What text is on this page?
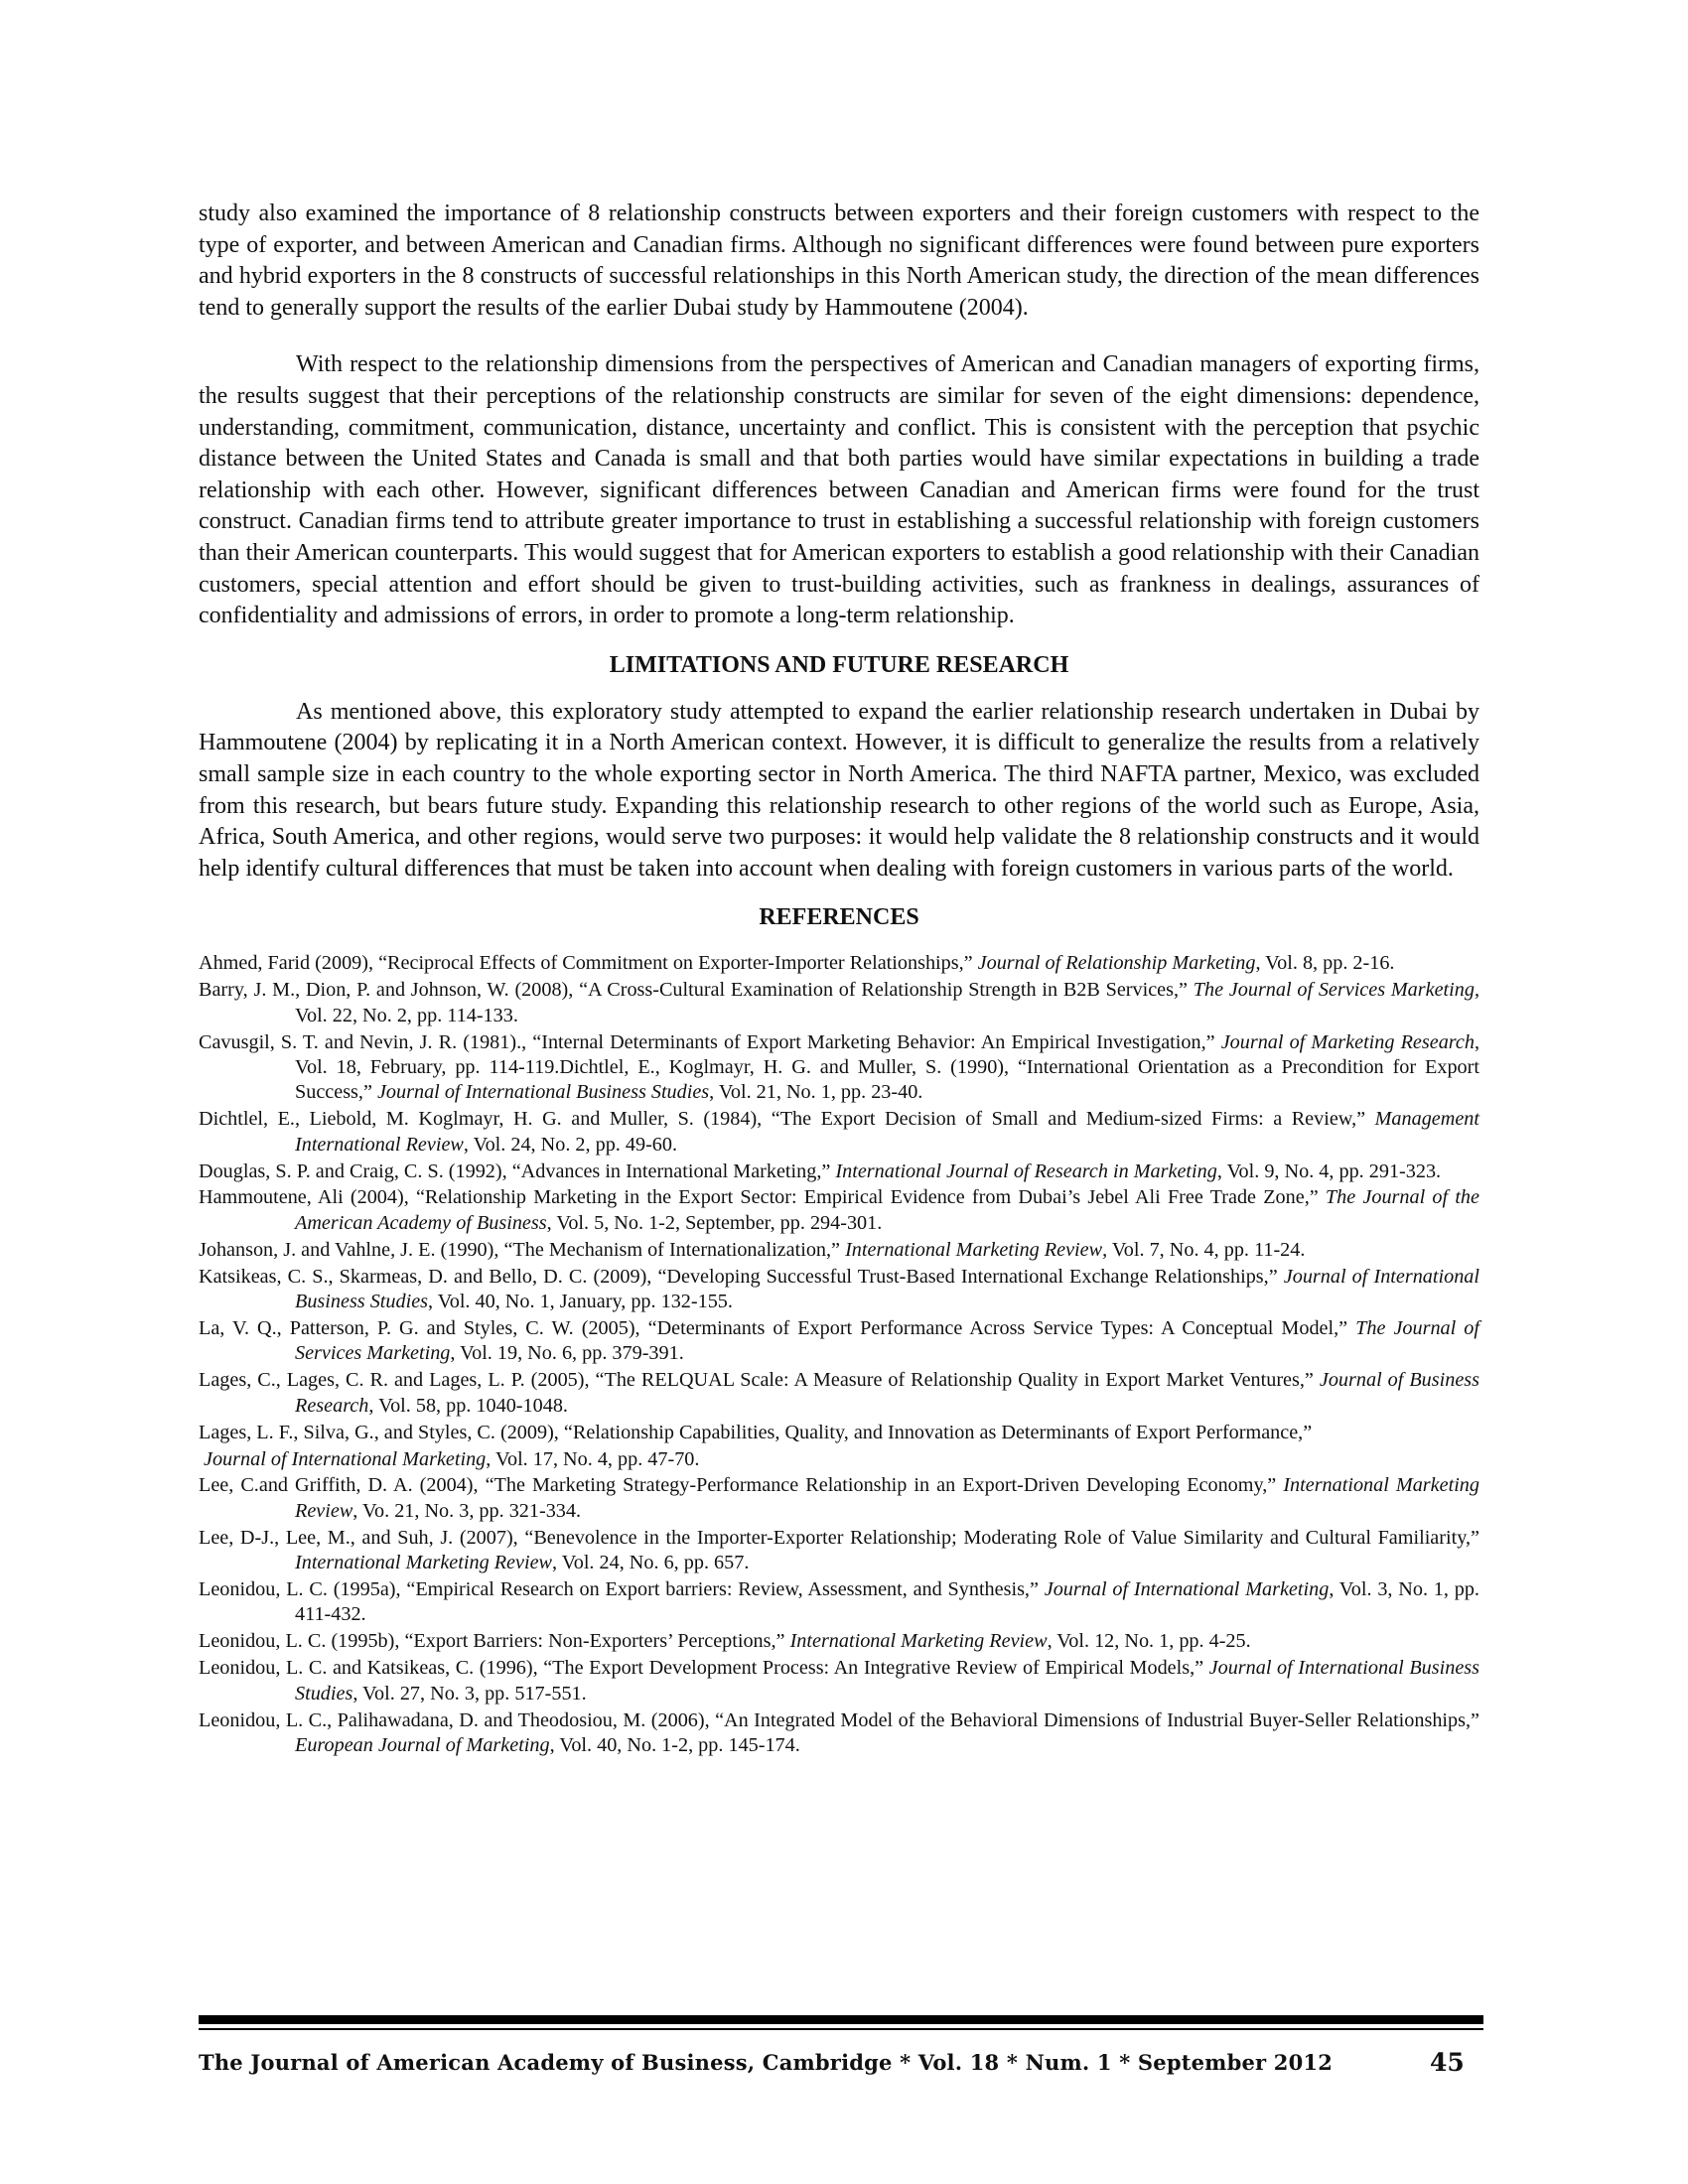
study also examined the importance of 8 relationship constructs between exporters and their foreign customers with respect to the type of exporter, and between American and Canadian firms. Although no significant differences were found between pure exporters and hybrid exporters in the 8 constructs of successful relationships in this North American study, the direction of the mean differences tend to generally support the results of the earlier Dubai study by Hammoutene (2004).

With respect to the relationship dimensions from the perspectives of American and Canadian managers of exporting firms, the results suggest that their perceptions of the relationship constructs are similar for seven of the eight dimensions: dependence, understanding, commitment, communication, distance, uncertainty and conflict. This is consistent with the perception that psychic distance between the United States and Canada is small and that both parties would have similar expectations in building a trade relationship with each other. However, significant differences between Canadian and American firms were found for the trust construct. Canadian firms tend to attribute greater importance to trust in establishing a successful relationship with foreign customers than their American counterparts. This would suggest that for American exporters to establish a good relationship with their Canadian customers, special attention and effort should be given to trust-building activities, such as frankness in dealings, assurances of confidentiality and admissions of errors, in order to promote a long-term relationship.

LIMITATIONS AND FUTURE RESEARCH

As mentioned above, this exploratory study attempted to expand the earlier relationship research undertaken in Dubai by Hammoutene (2004) by replicating it in a North American context. However, it is difficult to generalize the results from a relatively small sample size in each country to the whole exporting sector in North America. The third NAFTA partner, Mexico, was excluded from this research, but bears future study. Expanding this relationship research to other regions of the world such as Europe, Asia, Africa, South America, and other regions, would serve two purposes: it would help validate the 8 relationship constructs and it would help identify cultural differences that must be taken into account when dealing with foreign customers in various parts of the world.

REFERENCES

Ahmed, Farid (2009), “Reciprocal Effects of Commitment on Exporter-Importer Relationships,” Journal of Relationship Marketing, Vol. 8, pp. 2-16.

Barry, J. M., Dion, P. and Johnson, W. (2008), “A Cross-Cultural Examination of Relationship Strength in B2B Services,” The Journal of Services Marketing, Vol. 22, No. 2, pp. 114-133.

Cavusgil, S. T. and Nevin, J. R. (1981)., “Internal Determinants of Export Marketing Behavior: An Empirical Investigation,” Journal of Marketing Research, Vol. 18, February, pp. 114-119.Dichtlel, E., Koglmayr, H. G. and Muller, S. (1990), “International Orientation as a Precondition for Export Success,” Journal of International Business Studies, Vol. 21, No. 1, pp. 23-40.

Dichtlel, E., Liebold, M. Koglmayr, H. G. and Muller, S. (1984), “The Export Decision of Small and Medium-sized Firms: a Review,” Management International Review, Vol. 24, No. 2, pp. 49-60.

Douglas, S. P. and Craig, C. S. (1992), “Advances in International Marketing,” International Journal of Research in Marketing, Vol. 9, No. 4, pp. 291-323.

Hammoutene, Ali (2004), “Relationship Marketing in the Export Sector: Empirical Evidence from Dubai’s Jebel Ali Free Trade Zone,” The Journal of the American Academy of Business, Vol. 5, No. 1-2, September, pp. 294-301.

Johanson, J. and Vahlne, J. E. (1990), “The Mechanism of Internationalization,” International Marketing Review, Vol. 7, No. 4, pp. 11-24.

Katsikeas, C. S., Skarmeas, D. and Bello, D. C. (2009), “Developing Successful Trust-Based International Exchange Relationships,” Journal of International Business Studies, Vol. 40, No. 1, January, pp. 132-155.

La, V. Q., Patterson, P. G. and Styles, C. W. (2005), “Determinants of Export Performance Across Service Types: A Conceptual Model,” The Journal of Services Marketing, Vol. 19, No. 6, pp. 379-391.

Lages, C., Lages, C. R. and Lages, L. P. (2005), “The RELQUAL Scale: A Measure of Relationship Quality in Export Market Ventures,” Journal of Business Research, Vol. 58, pp. 1040-1048.

Lages, L. F., Silva, G., and Styles, C. (2009), “Relationship Capabilities, Quality, and Innovation as Determinants of Export Performance,”

Journal of International Marketing, Vol. 17, No. 4, pp. 47-70.

Lee, C.and Griffith, D. A. (2004), “The Marketing Strategy-Performance Relationship in an Export-Driven Developing Economy,” International Marketing Review, Vo. 21, No. 3, pp. 321-334.

Lee, D-J., Lee, M., and Suh, J. (2007), “Benevolence in the Importer-Exporter Relationship; Moderating Role of Value Similarity and Cultural Familiarity,” International Marketing Review, Vol. 24, No. 6, pp. 657.

Leonidou, L. C. (1995a), “Empirical Research on Export barriers: Review, Assessment, and Synthesis,” Journal of International Marketing, Vol. 3, No. 1, pp. 411-432.

Leonidou, L. C. (1995b), “Export Barriers: Non-Exporters’ Perceptions,” International Marketing Review, Vol. 12, No. 1, pp. 4-25.

Leonidou, L. C. and Katsikeas, C. (1996), “The Export Development Process: An Integrative Review of Empirical Models,” Journal of International Business Studies, Vol. 27, No. 3, pp. 517-551.

Leonidou, L. C., Palihawadana, D. and Theodosiou, M. (2006), “An Integrated Model of the Behavioral Dimensions of Industrial Buyer-Seller Relationships,” European Journal of Marketing, Vol. 40, No. 1-2, pp. 145-174.

The Journal of American Academy of Business, Cambridge * Vol. 18 * Num. 1 * September 2012	45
--- --- ---
◆ WHAT THE TASK ASKS ◆
Return all the lines that contain the string "Styles".

◆ THE REPLY ◆
La, V. Q., Patterson, P. G. and Styles, C. W. (2005), “Determinants of Export Performance Across Service Types: A Conceptual Model,” The Journal of Services Marketing, Vol. 19, No. 6, pp. 379-391.
Lages, L. F., Silva, G., and Styles, C. (2009), “Relationship Capabilities, Quality, and Innovation as Determinants of Export Performance,”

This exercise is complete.